* BEGIN Exercise input *

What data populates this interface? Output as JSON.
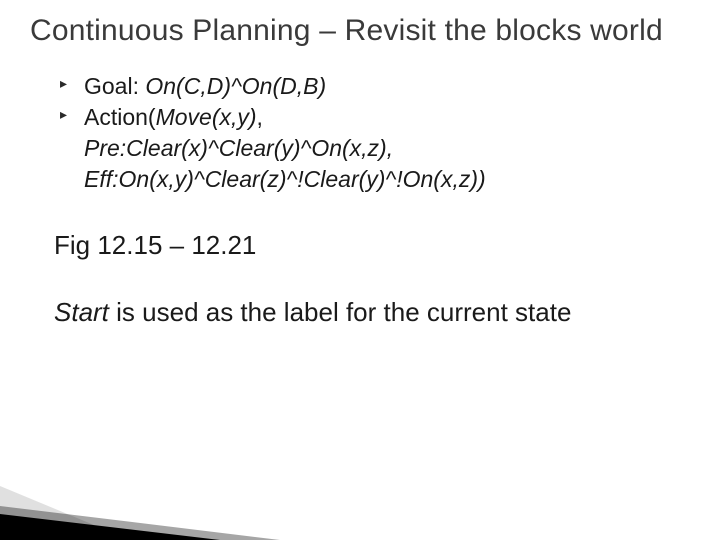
{
  "title": "Continuous Planning – Revisit the blocks world",
  "bullets": [
    {
      "prefix": "Goal: ",
      "ital": "On(C,D)^On(D,B)"
    },
    {
      "prefix": "Action(",
      "ital": "Move(x,y)",
      "suffix": ","
    }
  ],
  "cont_lines": [
    "Pre:Clear(x)^Clear(y)^On(x,z),",
    "Eff:On(x,y)^Clear(z)^!Clear(y)^!On(x,z))"
  ],
  "fig_line": "Fig 12.15 – 12.21",
  "start_para_ital": "Start",
  "start_para_rest": " is used as the label for the current state"
}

* END Exercise input *

__Goal__
An exact transcription of all the entries is required, without the pictures.

__Task result__
What data populates this interface? Output as JSON.
{
  "title": "Continuous Planning – Revisit the blocks world",
  "bullets": [
    {
      "prefix": "Goal: ",
      "ital": "On(C,D)^On(D,B)"
    },
    {
      "prefix": "Action(",
      "ital": "Move(x,y)",
      "suffix": ","
    }
  ],
  "cont_lines": [
    "Pre:Clear(x)^Clear(y)^On(x,z),",
    "Eff:On(x,y)^Clear(z)^!Clear(y)^!On(x,z))"
  ],
  "fig_line": "Fig 12.15 – 12.21",
  "start_para_ital": "Start",
  "start_para_rest": " is used as the label for the current state"
}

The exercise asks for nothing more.